--- start Entries shown ---

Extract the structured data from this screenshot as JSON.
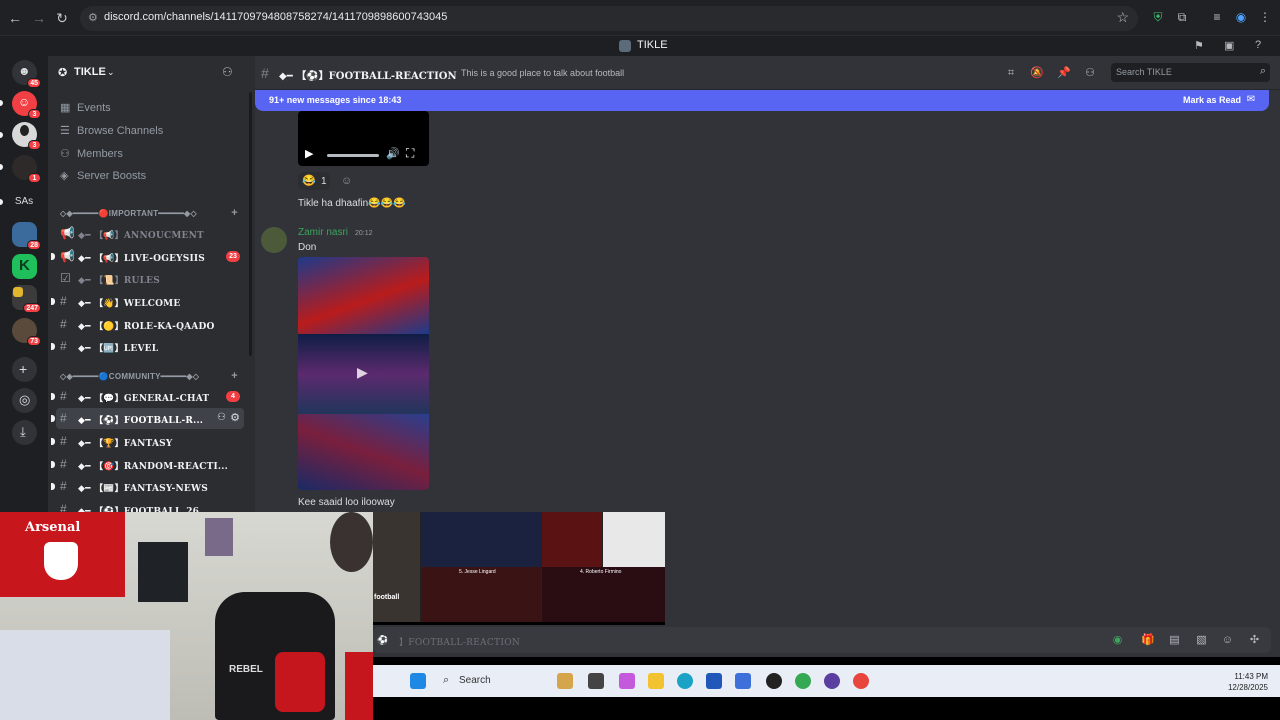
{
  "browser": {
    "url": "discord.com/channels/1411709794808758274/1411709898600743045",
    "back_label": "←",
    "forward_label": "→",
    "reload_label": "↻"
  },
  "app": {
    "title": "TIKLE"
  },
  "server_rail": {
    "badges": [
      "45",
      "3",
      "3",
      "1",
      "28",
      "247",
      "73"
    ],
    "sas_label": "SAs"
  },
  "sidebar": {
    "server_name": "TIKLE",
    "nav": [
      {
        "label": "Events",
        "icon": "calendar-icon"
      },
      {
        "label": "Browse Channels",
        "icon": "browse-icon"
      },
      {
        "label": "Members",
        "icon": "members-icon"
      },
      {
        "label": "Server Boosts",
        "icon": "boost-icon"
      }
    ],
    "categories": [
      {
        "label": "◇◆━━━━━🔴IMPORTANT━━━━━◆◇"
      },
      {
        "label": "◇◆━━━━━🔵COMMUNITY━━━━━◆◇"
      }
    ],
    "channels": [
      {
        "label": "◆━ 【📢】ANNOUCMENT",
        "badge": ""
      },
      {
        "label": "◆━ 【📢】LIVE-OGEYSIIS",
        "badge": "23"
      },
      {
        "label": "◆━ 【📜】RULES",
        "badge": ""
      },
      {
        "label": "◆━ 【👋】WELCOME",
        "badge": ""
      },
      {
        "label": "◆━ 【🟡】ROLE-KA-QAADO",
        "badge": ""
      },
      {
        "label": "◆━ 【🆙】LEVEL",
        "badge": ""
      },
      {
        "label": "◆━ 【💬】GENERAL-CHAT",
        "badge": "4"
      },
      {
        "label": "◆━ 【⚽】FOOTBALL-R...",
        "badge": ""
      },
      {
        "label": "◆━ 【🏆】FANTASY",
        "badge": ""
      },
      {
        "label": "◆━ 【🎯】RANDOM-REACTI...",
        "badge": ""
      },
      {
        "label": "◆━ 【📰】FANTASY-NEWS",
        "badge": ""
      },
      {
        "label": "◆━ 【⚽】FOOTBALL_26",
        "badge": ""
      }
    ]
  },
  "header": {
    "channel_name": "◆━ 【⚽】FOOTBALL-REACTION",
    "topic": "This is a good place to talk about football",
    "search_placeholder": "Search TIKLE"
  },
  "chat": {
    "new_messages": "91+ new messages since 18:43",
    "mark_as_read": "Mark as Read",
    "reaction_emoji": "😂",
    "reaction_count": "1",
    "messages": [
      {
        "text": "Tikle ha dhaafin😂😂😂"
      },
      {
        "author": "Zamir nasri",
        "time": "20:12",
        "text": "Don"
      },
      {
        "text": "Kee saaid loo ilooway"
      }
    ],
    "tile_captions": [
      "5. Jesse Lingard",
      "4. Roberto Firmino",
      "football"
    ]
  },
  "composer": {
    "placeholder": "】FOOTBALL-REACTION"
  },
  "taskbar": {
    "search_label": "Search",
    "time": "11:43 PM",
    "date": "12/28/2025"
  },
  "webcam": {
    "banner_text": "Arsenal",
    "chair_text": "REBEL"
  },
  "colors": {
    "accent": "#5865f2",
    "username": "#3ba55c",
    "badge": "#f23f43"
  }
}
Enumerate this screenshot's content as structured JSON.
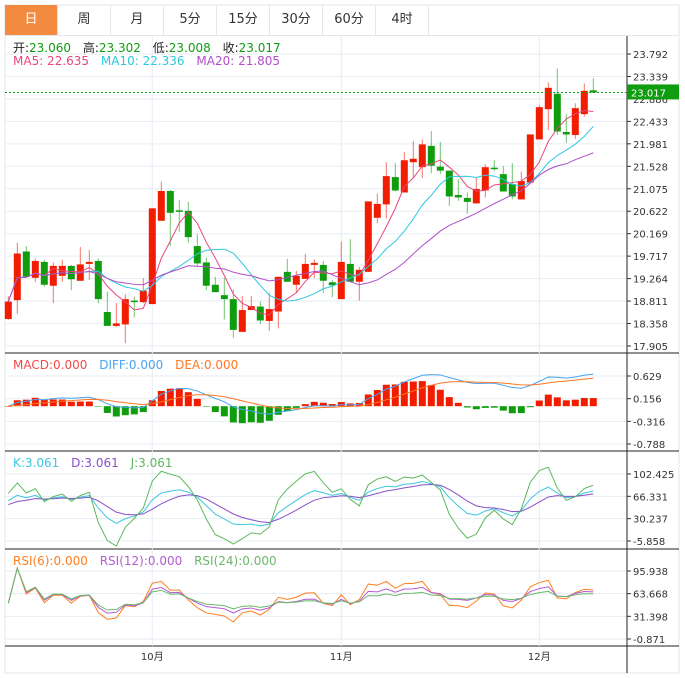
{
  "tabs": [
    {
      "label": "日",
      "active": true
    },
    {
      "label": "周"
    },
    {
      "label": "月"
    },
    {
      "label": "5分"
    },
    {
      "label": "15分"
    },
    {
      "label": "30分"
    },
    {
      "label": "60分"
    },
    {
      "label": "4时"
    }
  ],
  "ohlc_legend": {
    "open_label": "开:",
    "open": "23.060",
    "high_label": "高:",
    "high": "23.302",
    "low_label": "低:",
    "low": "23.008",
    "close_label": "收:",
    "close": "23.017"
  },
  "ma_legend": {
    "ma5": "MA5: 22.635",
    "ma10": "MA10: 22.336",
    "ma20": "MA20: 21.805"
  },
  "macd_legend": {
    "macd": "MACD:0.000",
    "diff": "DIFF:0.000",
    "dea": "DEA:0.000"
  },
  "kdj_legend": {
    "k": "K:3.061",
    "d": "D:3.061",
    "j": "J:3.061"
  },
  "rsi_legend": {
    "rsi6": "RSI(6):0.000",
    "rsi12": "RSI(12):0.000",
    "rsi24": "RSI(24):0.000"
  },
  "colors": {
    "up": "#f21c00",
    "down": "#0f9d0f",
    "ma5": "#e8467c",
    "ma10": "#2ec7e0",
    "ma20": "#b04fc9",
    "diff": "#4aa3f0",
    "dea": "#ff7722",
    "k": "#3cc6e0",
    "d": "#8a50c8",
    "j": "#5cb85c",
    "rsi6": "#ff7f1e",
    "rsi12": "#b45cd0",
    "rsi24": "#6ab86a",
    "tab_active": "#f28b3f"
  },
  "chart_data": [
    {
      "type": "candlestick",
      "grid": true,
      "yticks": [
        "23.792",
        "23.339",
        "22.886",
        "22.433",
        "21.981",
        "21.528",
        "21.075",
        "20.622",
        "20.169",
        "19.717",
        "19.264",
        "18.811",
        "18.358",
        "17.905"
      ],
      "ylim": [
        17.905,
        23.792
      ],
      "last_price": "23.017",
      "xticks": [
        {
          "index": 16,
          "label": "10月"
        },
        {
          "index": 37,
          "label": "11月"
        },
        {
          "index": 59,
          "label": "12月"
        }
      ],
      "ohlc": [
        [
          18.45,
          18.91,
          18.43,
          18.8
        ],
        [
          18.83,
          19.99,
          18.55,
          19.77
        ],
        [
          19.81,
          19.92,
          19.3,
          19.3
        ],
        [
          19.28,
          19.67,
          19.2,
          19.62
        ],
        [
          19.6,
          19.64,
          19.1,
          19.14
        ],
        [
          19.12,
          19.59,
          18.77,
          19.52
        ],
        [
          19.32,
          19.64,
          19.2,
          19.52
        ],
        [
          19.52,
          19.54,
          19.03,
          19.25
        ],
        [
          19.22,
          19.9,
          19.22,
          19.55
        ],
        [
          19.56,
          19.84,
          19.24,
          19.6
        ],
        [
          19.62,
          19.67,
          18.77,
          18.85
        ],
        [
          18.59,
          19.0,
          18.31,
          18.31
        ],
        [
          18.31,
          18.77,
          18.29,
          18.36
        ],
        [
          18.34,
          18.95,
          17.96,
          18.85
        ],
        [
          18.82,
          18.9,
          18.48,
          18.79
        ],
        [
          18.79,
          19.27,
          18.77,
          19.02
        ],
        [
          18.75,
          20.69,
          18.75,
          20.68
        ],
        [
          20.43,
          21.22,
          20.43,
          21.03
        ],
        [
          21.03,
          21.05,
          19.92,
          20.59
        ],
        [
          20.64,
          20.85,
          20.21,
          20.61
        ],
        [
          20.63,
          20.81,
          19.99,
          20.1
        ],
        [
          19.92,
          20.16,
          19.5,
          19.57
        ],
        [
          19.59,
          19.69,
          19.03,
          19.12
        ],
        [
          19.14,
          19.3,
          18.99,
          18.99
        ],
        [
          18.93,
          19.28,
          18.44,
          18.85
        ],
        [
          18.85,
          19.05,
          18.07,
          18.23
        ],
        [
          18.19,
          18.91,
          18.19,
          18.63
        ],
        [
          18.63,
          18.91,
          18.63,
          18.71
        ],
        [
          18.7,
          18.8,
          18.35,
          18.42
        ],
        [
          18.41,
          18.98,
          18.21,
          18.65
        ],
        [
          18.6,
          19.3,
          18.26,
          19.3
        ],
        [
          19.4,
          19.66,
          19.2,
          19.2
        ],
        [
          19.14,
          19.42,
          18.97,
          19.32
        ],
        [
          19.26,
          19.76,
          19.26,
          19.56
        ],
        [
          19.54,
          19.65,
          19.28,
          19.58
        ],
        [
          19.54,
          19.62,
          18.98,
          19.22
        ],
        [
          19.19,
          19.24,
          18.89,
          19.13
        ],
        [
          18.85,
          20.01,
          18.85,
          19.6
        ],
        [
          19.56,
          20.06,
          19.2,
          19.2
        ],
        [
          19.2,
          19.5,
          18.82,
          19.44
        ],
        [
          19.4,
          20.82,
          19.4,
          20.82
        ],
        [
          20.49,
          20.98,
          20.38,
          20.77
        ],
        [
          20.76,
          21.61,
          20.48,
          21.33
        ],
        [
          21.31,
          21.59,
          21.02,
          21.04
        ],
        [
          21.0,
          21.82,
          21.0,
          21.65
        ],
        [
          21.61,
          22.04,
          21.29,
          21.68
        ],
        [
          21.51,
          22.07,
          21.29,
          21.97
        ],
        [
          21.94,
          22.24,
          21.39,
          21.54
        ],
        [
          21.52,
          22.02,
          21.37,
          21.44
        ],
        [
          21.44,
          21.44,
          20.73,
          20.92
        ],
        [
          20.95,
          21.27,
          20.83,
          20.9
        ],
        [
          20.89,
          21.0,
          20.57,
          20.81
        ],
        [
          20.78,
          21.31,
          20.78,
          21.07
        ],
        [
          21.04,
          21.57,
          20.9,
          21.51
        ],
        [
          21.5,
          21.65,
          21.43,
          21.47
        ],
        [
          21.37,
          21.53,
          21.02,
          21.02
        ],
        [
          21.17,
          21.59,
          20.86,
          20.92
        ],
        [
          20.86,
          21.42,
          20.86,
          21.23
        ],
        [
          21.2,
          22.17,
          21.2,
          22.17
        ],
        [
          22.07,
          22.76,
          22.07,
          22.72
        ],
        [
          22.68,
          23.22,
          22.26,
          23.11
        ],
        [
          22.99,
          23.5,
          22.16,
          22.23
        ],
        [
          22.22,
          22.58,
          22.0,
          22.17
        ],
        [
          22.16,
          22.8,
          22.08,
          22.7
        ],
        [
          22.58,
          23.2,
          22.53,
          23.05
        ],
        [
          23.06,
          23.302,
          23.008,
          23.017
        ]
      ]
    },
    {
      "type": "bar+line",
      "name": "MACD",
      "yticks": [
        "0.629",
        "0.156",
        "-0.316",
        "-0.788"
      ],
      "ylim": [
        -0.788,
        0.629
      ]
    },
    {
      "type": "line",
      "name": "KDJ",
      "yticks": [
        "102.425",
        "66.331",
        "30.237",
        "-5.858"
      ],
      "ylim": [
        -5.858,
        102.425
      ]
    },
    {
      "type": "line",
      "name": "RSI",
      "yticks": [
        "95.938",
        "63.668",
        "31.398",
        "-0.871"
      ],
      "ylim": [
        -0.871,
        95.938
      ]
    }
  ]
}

--- end Entries shown ---

Work to be completed
Only the number is needed here: how many lines of the records contain "structured"?

Final result
2